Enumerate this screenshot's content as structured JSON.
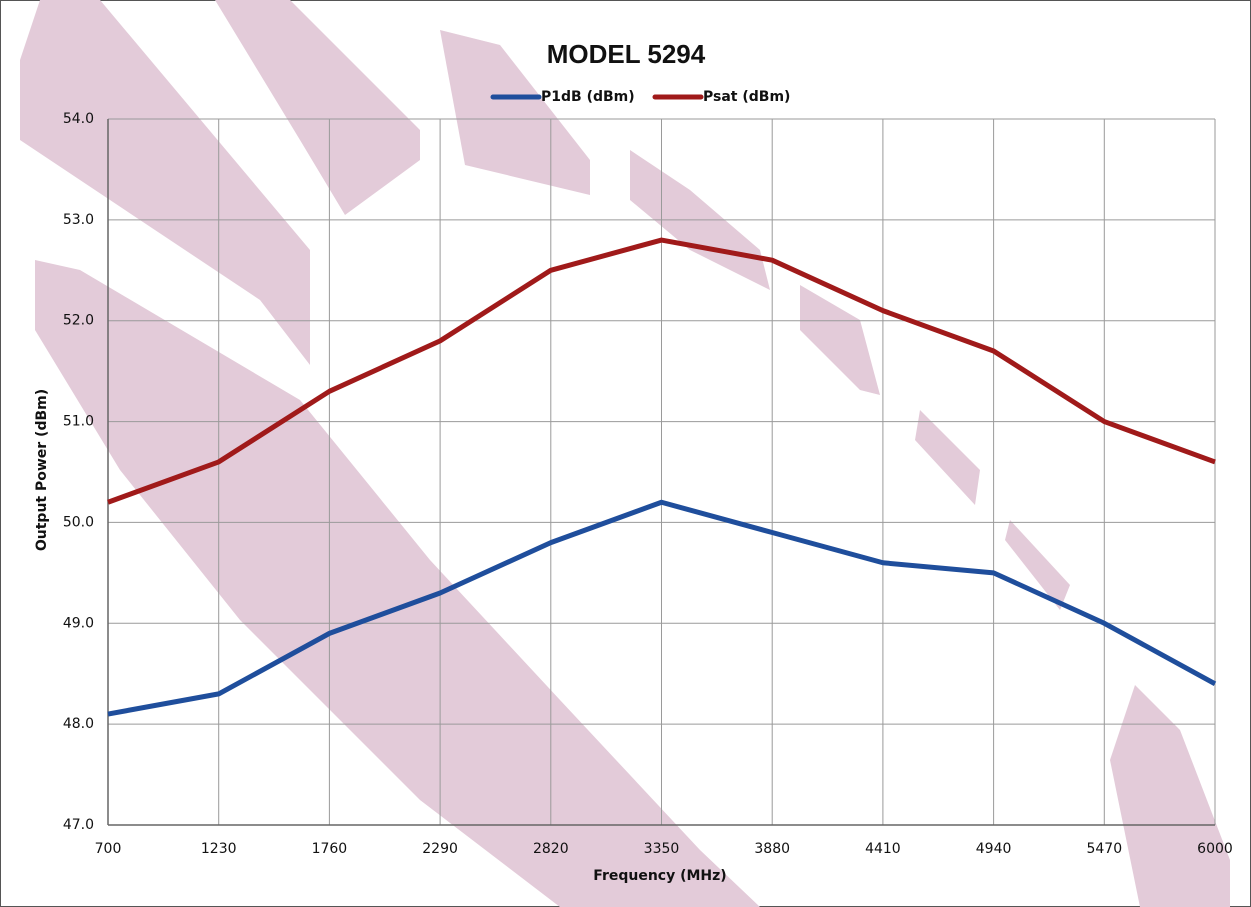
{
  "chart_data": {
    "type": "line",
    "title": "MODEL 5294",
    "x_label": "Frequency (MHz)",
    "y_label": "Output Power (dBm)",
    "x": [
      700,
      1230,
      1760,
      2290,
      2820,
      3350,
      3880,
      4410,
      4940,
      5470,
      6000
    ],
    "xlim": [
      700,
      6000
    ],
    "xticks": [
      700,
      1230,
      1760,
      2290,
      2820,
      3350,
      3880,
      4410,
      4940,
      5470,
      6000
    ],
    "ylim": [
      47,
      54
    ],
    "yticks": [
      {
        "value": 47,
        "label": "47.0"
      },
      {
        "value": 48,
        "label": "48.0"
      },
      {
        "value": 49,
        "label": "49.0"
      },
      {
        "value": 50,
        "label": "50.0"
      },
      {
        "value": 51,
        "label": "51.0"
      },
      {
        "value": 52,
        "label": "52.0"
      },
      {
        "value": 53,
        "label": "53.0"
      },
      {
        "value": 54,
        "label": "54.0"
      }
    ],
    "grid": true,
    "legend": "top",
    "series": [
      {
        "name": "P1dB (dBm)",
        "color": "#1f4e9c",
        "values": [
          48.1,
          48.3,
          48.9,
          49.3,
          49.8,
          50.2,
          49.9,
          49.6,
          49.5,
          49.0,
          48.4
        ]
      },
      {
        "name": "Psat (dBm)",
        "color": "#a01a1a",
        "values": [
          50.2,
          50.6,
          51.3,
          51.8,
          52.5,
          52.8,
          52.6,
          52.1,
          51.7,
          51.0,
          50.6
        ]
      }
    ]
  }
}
- - -
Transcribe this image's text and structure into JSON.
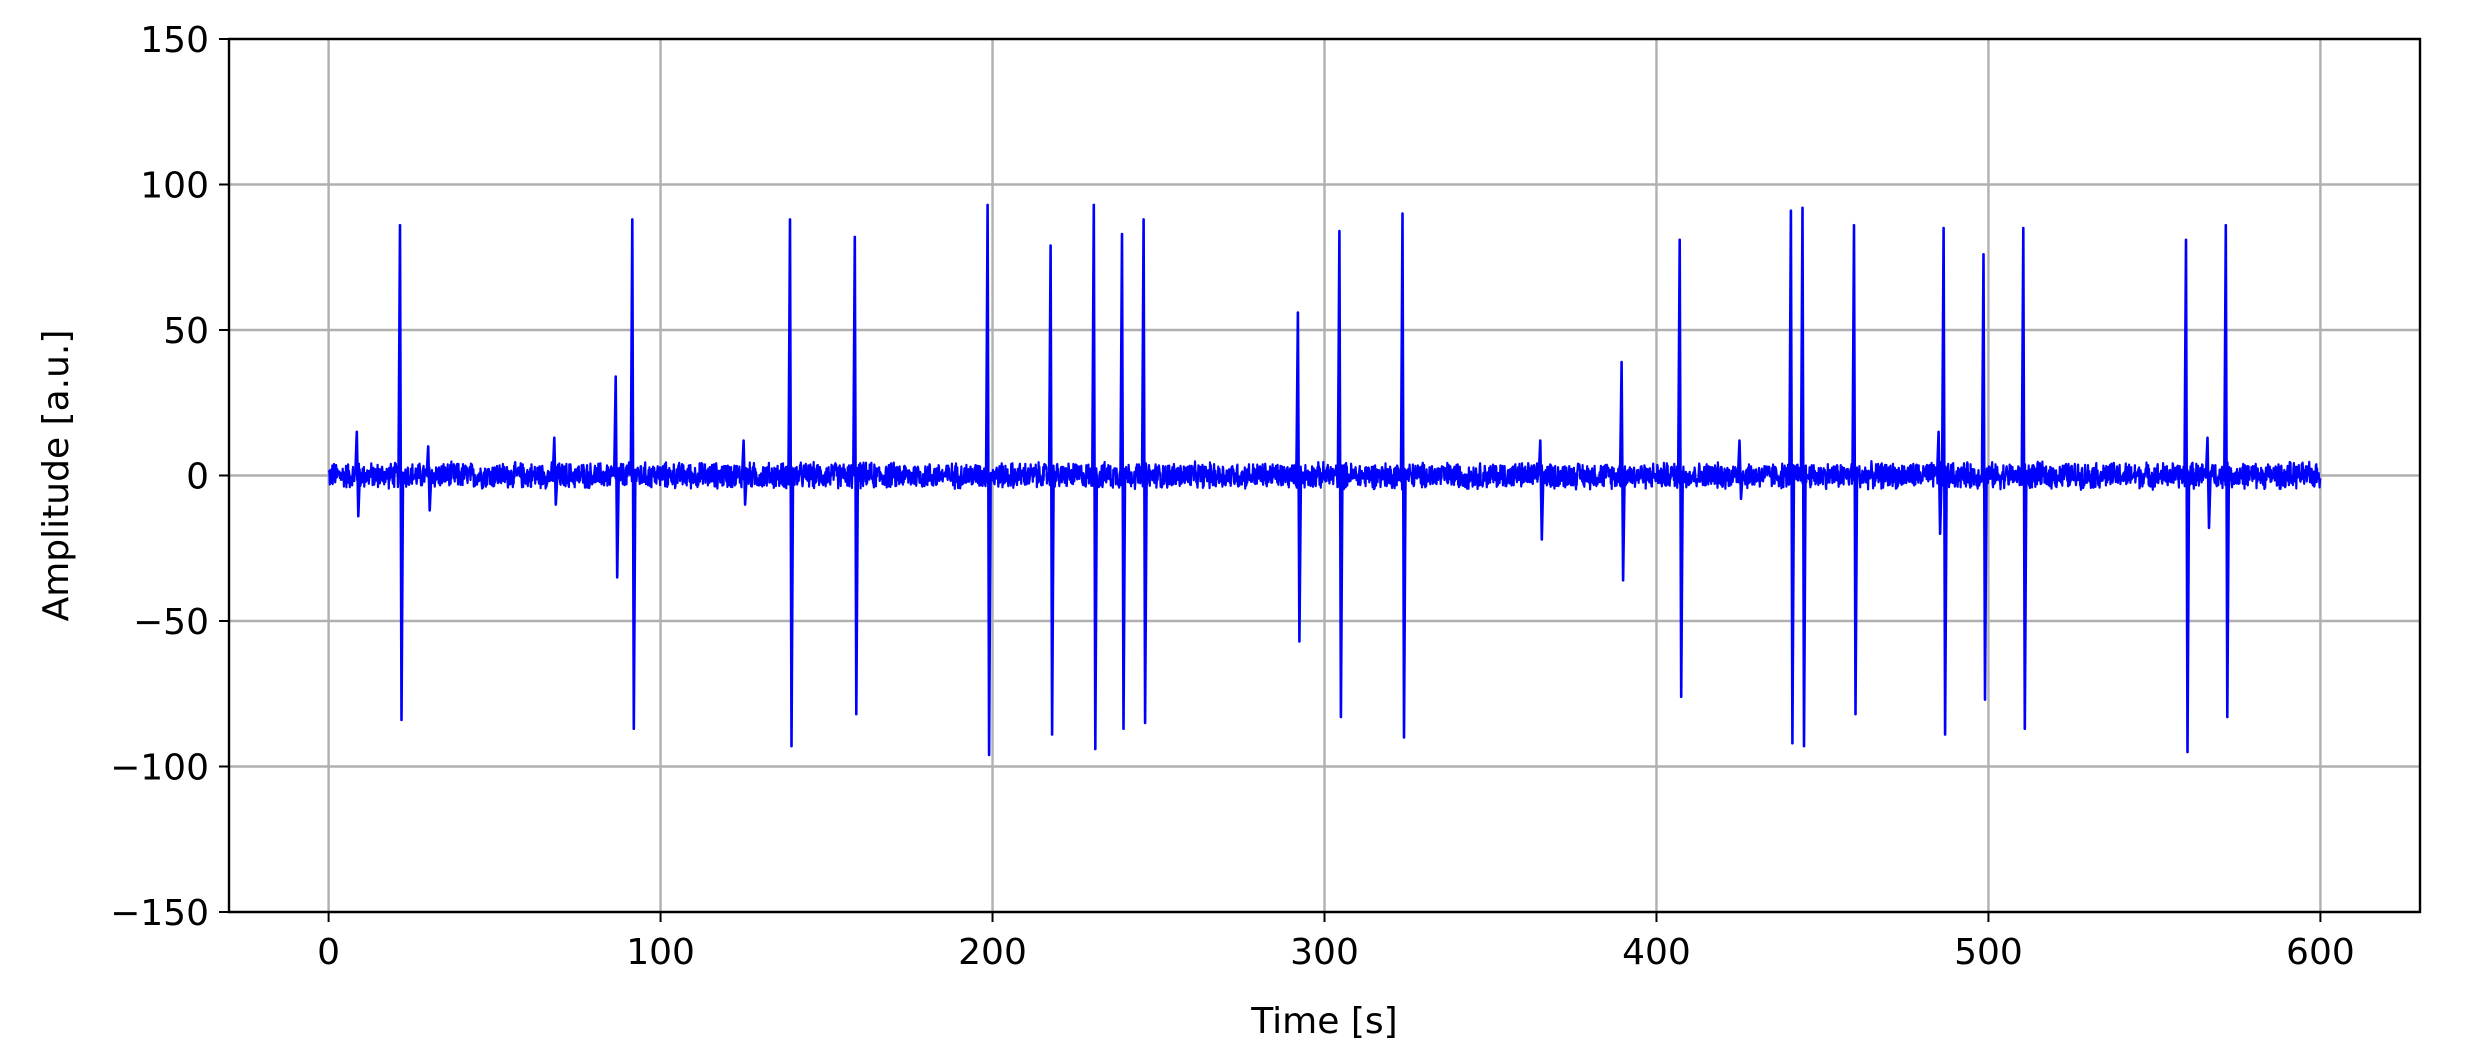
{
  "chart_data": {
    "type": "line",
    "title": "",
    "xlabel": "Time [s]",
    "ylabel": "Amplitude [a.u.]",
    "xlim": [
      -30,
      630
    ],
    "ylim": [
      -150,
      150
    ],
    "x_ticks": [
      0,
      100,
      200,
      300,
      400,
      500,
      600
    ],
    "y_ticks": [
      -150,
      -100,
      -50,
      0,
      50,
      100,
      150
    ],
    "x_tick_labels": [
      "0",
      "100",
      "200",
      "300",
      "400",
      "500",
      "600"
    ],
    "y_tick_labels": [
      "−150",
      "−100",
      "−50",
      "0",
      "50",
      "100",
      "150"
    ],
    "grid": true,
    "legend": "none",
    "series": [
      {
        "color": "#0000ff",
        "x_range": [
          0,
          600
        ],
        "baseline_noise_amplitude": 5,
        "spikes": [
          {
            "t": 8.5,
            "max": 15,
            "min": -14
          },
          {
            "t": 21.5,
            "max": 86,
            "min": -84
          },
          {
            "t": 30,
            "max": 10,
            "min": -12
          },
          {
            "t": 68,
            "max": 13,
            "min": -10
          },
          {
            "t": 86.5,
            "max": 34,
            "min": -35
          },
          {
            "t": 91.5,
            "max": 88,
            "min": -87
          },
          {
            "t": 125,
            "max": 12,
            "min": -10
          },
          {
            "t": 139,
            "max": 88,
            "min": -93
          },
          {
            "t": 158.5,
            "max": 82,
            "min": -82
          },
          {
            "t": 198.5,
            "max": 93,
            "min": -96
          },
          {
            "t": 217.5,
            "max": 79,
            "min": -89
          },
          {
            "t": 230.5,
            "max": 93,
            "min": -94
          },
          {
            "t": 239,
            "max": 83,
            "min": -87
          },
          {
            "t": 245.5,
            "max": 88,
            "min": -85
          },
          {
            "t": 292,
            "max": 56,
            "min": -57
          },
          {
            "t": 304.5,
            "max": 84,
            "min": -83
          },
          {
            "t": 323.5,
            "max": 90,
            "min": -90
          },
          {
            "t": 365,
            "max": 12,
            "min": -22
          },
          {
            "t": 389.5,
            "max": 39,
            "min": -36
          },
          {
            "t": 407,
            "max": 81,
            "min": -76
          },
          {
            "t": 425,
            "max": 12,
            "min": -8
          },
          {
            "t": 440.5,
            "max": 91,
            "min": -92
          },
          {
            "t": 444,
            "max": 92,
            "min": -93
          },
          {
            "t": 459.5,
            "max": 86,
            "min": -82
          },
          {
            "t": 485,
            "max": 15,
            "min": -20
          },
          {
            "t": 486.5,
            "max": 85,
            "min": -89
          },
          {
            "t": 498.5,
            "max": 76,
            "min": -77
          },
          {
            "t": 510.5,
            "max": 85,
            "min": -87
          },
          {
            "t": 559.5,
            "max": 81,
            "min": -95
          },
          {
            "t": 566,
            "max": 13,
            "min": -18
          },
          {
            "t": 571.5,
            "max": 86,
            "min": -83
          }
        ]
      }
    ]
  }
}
- - -
- **WHAT TO DO**:
Lines containing the word "color" are to be counted in the listing; state their number alone.

- **THE ANSWER**:
3